Copy every line from the material below that holds "настоящего".

Data listing:
^^^^^^^^^^^^^^^^
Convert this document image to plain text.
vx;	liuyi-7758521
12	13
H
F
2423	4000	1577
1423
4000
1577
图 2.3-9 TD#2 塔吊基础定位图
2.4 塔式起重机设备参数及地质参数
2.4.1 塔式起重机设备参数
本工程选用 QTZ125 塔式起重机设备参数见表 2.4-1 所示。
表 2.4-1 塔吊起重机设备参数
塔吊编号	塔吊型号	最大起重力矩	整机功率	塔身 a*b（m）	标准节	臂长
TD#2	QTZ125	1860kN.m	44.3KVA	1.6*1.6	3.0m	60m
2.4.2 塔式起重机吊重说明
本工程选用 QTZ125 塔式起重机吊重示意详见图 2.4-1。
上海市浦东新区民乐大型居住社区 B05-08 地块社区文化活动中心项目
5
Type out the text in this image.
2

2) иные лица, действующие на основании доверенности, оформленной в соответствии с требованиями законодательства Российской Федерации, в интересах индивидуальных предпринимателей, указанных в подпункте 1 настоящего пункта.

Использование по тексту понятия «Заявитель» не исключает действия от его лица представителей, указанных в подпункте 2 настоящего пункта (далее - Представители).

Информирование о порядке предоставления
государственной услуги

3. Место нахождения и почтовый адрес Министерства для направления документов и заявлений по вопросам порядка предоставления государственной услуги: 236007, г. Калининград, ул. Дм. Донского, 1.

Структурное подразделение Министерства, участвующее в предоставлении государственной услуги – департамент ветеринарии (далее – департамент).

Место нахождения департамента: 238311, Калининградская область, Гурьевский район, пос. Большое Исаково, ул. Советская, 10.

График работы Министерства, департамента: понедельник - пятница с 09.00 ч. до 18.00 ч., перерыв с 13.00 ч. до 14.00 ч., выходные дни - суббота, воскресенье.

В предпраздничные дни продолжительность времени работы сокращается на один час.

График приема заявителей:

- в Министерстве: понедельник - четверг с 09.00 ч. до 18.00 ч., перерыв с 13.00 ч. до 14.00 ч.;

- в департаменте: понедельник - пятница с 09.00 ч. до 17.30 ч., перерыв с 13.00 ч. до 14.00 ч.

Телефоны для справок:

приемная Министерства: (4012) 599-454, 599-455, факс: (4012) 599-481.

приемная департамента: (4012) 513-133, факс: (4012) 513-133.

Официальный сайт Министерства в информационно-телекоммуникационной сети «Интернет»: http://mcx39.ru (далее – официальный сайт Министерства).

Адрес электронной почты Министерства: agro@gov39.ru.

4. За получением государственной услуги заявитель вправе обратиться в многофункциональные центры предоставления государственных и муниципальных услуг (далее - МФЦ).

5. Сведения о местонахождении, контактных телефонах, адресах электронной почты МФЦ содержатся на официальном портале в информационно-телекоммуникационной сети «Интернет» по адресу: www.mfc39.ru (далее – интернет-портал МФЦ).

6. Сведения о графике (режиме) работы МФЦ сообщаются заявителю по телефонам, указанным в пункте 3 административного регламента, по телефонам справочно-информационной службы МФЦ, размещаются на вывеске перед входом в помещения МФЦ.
^^^^^^^^^^^^^^^^
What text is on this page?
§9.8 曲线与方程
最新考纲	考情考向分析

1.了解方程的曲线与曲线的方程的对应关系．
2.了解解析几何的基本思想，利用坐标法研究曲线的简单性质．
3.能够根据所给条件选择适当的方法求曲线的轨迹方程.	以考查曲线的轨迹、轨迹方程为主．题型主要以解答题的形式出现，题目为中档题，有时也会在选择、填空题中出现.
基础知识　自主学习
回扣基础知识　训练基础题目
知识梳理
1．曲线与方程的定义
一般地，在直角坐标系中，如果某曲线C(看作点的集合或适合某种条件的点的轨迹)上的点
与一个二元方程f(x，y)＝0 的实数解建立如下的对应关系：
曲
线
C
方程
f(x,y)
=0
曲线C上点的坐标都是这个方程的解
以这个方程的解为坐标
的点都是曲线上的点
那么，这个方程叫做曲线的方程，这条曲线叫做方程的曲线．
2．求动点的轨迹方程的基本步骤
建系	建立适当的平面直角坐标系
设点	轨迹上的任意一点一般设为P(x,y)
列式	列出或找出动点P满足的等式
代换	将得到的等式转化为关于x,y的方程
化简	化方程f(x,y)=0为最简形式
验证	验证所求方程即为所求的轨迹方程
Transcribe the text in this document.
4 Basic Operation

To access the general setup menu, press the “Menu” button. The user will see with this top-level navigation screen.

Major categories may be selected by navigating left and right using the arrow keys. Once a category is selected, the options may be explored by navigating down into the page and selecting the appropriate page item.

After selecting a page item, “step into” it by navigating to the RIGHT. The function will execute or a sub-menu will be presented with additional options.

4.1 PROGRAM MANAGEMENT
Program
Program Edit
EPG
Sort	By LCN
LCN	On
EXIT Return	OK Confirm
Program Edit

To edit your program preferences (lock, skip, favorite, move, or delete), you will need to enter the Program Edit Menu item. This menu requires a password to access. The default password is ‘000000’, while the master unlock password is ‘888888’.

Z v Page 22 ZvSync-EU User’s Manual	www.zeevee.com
^^^^^^^^^^^^^^^^
→ Written reply:
2) иные лица, действующие на основании доверенности, оформленной в соответствии с требованиями законодательства Российской Федерации, в интересах индивидуальных предпринимателей, указанных в подпункте 1 настоящего пункта.
Использование по тексту понятия «Заявитель» не исключает действия от его лица представителей, указанных в подпункте 2 настоящего пункта (далее - Представители).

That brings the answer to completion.